Instruction: Below are records; transcribe only the line with "Serialize everything readable" and those after it, through the last line, without any change.

Dataset content:

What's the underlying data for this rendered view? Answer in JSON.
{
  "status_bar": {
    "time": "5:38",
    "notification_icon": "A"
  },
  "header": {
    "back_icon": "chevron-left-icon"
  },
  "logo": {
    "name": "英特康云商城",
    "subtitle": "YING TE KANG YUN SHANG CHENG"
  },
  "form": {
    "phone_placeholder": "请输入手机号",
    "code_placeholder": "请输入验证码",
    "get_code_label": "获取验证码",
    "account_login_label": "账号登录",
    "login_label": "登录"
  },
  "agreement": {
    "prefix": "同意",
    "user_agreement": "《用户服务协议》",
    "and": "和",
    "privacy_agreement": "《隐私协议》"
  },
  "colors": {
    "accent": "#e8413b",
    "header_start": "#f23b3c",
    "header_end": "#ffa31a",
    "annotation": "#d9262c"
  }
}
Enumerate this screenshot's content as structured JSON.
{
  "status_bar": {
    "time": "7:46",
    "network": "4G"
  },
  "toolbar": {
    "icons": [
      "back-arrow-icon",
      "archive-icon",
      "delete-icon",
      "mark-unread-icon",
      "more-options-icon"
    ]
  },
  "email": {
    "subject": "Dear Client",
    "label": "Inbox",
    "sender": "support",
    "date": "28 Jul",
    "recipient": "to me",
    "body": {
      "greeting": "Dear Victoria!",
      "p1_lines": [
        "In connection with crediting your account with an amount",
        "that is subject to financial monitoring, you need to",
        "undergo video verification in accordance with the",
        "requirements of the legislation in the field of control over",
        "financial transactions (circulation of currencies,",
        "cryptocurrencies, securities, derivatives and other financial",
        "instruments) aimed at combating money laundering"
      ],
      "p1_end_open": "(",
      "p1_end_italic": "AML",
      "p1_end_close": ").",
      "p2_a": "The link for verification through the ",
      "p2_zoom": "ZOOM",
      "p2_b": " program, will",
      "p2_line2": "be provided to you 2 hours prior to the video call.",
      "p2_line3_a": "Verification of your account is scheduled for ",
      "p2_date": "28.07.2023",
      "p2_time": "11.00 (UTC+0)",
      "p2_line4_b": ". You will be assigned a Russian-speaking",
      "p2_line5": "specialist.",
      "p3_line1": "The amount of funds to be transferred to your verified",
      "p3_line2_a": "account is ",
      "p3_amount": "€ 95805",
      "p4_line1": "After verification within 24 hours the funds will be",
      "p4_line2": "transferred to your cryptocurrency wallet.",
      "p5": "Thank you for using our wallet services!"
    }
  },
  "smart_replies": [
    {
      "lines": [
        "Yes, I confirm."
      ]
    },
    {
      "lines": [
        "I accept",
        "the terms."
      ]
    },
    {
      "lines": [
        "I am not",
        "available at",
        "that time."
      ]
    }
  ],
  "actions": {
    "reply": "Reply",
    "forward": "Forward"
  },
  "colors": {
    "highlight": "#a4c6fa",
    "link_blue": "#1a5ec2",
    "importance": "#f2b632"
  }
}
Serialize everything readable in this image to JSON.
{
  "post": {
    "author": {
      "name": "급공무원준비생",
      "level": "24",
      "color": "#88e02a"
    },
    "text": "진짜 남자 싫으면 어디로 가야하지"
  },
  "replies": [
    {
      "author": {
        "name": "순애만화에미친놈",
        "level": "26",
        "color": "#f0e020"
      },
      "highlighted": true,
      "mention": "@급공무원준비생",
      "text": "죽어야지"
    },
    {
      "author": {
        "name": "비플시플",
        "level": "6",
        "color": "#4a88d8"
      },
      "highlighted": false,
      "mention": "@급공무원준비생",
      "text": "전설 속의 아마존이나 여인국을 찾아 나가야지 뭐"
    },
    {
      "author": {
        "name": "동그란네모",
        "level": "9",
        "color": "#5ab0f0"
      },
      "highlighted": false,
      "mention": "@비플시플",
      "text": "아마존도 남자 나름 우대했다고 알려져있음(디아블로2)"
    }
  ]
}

Finished answer:
Serialize everything readable in this image to JSON.
{
  "post": {
    "author": {
      "name": "급공무원준비생",
      "level": "24",
      "color": "#88e02a"
    },
    "text": "진짜 남자 싫으면 어디로 가야하지"
  },
  "replies": [
    {
      "author": {
        "name": "순애만화에미친놈",
        "level": "26",
        "color": "#f0e020"
      },
      "highlighted": true,
      "mention": "@급공무원준비생",
      "text": "죽어야지"
    },
    {
      "author": {
        "name": "비플시플",
        "level": "6",
        "color": "#4a88d8"
      },
      "highlighted": false,
      "mention": "@급공무원준비생",
      "text": "전설 속의 아마존이나 여인국을 찾아 나가야지 뭐"
    },
    {
      "author": {
        "name": "동그란네모",
        "level": "9",
        "color": "#5ab0f0"
      },
      "highlighted": false,
      "mention": "@비플시플",
      "text": "아마존도 남자 나름 우대했다고 알려져있음(디아블로2)"
    }
  ]
}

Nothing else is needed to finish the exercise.